People who are into sports could take a winning tip from Sonny and Cher’s top-100 hit of 1967. You heard it here first, guys… The beat goes on was code, man. Yeah. They’re saying like eat your beets, and you’ll run harder, longer, faster!
It’s true. Lots of science backs this up, but the latest news came out this spring… 45 years after Sonny and Cher gave us the word.
A new study in the Journal of the Academy of Nutrition and Dietetics found that eating 7-ounces of baked beets 75 minutes before exercise helped racers run three percent faster during a 5K. Better yet, in the last 1.8 kilometer, they ran five percent faster. Being able to up your performance like that means you torch both your opponents and major calories.
The secret is all those nitrates in beets. Nitrates help deliver more oxygen to your muscles, so you don’t get tired as fast during a race.
Juice them, soup them, or put them in cake! And don’t throw out the leaves. They’re totally delicious, especially when you use them to make my favorite dish, beetniks. No, the name of this dish is not referring to Sonny and Cher in the 60s. Beetniks turn up at parties in western Canada, especially weddings and Christmas gatherings, when people expect to have a great time and good food. They’re not hard to make, especially if you start with frozen dough.
Click to try out these beet recipes
Then lace up, go out and run your personal best!
Beet cake (see my next post)
Baked beets or roasted beets with tahini sauce
And my personal favorite…
Beetniks!!!
2 or 3 dozen larger beet leaves, washed
(In a pinch, you can use red chard leaves)
Bread dough, a pound or so
(I use whole-wheat frozen bread dough)
1 tablespoon coconut oil (or 2 tablespoons butter)
1 onion, finely chopped
2 cloves garlic, finely chopped
1 cup milk thickened with 1 tablespoon flour (or 1 cup cream)
Handful of fresh dill
Get ready…
- Defrost frozen bread dough in the fridge overnight
- Wash the beet leaves and leave them to wilt and dry overnight in a tea towel. If using chard, cut the ribs out
- Chop the onion and garlic
- Lightly grease 2 cookie sheets
Get set…
Beetniks
- Heat the oven to 350°F.
- Pinch off a piece of dough the size of a golf ball and roll it in your hands into a sausage. Wrap a beet leaf loosely around the middle of the dough, leaving the ends unwrapped.

_ _ _ _ _

WHAT IS ASKED:
• 1. According to the text about beets, how much baked beet did the racers in the study eat, and how long before exercise?
• 2. Restate the paragraph of the text about beets that begins "A new study in the Journal" as a short list of its main facts.
• 3. Resume the text about beets, starting right after its last sentence.
The data that follow come from a different source than the text about beets.

STORED DATA:

_ _ _ _ _

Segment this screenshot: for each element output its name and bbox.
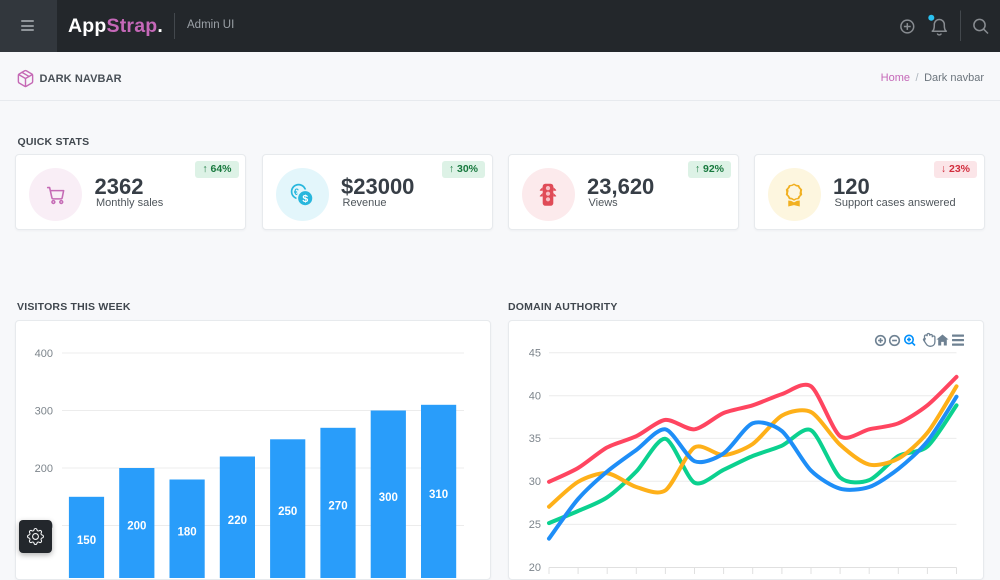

_ _ _ _ _

ANSWERS TO EACH TASK:
• 1. They ate 7 ounces of baked beets 75 minutes before exercise.

• 2.
- The study appeared in the Journal of the Academy of Nutrition and Dietetics.
- Racers ate 7 ounces of baked beets 75 minutes before exercise.
- They ran three percent faster during a 5K.
- In the last 1.8 kilometers, they ran five percent faster.
- Such a boost helps runners beat opponents and burn more calories.

• 3.
- Place the rolls on a cookie sheet, an inch apart.
- Cover the pan of rolls with a damp, clean kitchen towel and let the bread rise for an hour or so. While one tray of rolls is rising, prepare more for a second tray and so on.
- Once the rolls have risen, bake them 20 minutes or until a toothpick comes out clean.
- You can freeze beetniks at this point and save them for a special occasion. If eating right away, continue to the next step.

Cream sauce
- Sauté the onion and garlic in coconut oil in a large pan until soft.
- Remove from heat and stir in the flour, then add the milk slowly, stirring until well mixed. Return to the heat and continue stirring until the sauce thickens. Keep warm and when ready to serve, add salt and pepper to taste, then stir in the dill.
- If you are using cream (very rich, but if for a special occasion, oh well?), stir it into the sautéed onions and garlic (no flour needed) and allow it to simmer until it thickens. Add dill last.
Go!
- To serve, put three beetniks per person into the warm cream sauce and let them simmer away until they’re hot. This takes more time if the beetniks are frozen than if they are fresh out of the oven. That’s it!
- Serve beetniks with meat and veg or with other treats that come to us from Canada’s west via eastern Europe… like cabbage rolls or barbecued marinated lamb.
Of course, beetniks use the leaves of beets, not the roots. That makes it a different animal from what scientists tested in the study up front. But you won’t go wrong with beet greens. They’re loaded with minerals to keep your blood and bones strong… making you a better athlete!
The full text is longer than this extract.